### THE EXERCISE
Report all lines from the entries below in which "национальной" appears.

◆ ◆ ◆ ◆

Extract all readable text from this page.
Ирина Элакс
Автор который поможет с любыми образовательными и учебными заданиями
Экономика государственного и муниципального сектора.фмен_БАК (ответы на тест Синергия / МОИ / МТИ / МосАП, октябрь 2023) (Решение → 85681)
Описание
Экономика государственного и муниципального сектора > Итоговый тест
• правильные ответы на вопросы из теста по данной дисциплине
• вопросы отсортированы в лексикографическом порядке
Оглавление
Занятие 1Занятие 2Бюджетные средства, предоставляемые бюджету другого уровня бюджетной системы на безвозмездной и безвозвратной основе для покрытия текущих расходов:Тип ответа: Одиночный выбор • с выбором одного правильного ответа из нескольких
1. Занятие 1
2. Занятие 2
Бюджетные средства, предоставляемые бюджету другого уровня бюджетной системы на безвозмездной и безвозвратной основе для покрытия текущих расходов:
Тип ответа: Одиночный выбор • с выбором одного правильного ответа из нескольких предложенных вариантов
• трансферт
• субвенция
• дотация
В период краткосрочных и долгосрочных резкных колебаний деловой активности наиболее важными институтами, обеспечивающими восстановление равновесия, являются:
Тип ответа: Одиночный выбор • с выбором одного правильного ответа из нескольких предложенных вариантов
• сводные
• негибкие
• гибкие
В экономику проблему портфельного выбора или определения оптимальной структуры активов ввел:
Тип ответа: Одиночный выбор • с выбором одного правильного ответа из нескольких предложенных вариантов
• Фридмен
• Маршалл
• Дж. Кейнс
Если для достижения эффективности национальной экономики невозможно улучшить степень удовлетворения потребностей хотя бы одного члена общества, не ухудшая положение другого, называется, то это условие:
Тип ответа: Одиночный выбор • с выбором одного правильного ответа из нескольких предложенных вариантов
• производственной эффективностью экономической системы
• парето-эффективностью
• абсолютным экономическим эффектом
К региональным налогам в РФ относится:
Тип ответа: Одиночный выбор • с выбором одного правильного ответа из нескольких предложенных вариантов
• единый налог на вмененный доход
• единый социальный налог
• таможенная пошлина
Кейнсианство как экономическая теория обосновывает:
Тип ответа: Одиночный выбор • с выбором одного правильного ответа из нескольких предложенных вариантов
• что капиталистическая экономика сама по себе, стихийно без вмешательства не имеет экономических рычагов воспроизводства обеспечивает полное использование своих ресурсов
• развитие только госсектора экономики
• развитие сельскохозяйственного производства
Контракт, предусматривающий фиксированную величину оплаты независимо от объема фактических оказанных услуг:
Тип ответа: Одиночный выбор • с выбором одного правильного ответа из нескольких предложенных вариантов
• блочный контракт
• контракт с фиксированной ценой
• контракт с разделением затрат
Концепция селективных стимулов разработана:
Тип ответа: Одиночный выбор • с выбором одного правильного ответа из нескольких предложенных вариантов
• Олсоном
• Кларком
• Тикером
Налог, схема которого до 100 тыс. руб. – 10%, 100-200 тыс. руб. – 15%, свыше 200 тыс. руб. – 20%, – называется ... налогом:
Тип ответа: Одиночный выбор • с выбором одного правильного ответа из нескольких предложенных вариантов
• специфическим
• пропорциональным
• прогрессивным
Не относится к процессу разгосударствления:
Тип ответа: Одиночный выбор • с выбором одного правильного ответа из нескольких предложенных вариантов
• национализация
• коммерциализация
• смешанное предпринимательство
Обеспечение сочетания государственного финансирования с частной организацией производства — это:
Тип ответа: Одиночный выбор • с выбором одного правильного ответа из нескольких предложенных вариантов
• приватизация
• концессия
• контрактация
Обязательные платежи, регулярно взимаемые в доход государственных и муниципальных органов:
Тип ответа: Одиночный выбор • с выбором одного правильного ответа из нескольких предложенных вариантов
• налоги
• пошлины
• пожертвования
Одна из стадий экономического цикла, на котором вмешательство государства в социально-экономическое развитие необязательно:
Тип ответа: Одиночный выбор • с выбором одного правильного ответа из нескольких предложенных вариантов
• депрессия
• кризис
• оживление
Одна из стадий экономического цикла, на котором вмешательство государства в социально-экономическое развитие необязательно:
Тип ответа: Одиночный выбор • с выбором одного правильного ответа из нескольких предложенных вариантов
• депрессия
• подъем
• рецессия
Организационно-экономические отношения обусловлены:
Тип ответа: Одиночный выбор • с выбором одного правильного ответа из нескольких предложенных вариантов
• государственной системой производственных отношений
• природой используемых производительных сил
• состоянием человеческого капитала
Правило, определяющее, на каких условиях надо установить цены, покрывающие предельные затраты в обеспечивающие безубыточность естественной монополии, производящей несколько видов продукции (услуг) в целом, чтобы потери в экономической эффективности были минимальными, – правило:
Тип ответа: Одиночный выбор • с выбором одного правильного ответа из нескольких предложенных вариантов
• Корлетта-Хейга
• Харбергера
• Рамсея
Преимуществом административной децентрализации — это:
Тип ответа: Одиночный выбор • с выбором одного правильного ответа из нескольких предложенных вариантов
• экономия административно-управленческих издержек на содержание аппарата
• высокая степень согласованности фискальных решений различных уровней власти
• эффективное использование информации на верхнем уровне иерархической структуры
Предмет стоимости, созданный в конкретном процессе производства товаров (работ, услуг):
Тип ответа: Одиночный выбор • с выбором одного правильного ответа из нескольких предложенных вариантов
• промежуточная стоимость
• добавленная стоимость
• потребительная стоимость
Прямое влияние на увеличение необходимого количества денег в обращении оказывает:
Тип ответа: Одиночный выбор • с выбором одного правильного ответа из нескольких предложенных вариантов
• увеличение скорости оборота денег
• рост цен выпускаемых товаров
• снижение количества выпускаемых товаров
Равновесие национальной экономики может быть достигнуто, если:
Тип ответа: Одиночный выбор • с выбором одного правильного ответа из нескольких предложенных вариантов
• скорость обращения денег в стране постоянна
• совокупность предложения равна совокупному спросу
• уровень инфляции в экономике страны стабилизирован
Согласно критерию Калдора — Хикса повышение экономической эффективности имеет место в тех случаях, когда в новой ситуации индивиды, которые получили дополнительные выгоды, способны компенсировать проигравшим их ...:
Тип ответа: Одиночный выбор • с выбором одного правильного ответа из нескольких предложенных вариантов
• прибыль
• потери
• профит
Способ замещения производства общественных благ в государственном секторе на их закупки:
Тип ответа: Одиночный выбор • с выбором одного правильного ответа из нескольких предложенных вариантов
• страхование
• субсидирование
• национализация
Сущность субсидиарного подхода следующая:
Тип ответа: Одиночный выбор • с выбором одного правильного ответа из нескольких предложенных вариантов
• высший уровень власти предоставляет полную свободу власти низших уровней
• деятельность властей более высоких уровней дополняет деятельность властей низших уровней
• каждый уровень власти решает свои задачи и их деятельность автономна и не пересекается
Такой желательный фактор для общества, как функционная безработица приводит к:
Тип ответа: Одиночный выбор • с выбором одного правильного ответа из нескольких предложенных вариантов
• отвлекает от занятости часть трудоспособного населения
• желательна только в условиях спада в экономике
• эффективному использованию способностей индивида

◆ ◆ ◆ ◆

### OUTPUT FOR THIS TASK
Если для достижения эффективности национальной экономики невозможно улучшить степень удовлетворения потребностей хотя бы одного члена общества, не ухудшая положение другого, называется, то это условие:
Равновесие национальной экономики может быть достигнуто, если:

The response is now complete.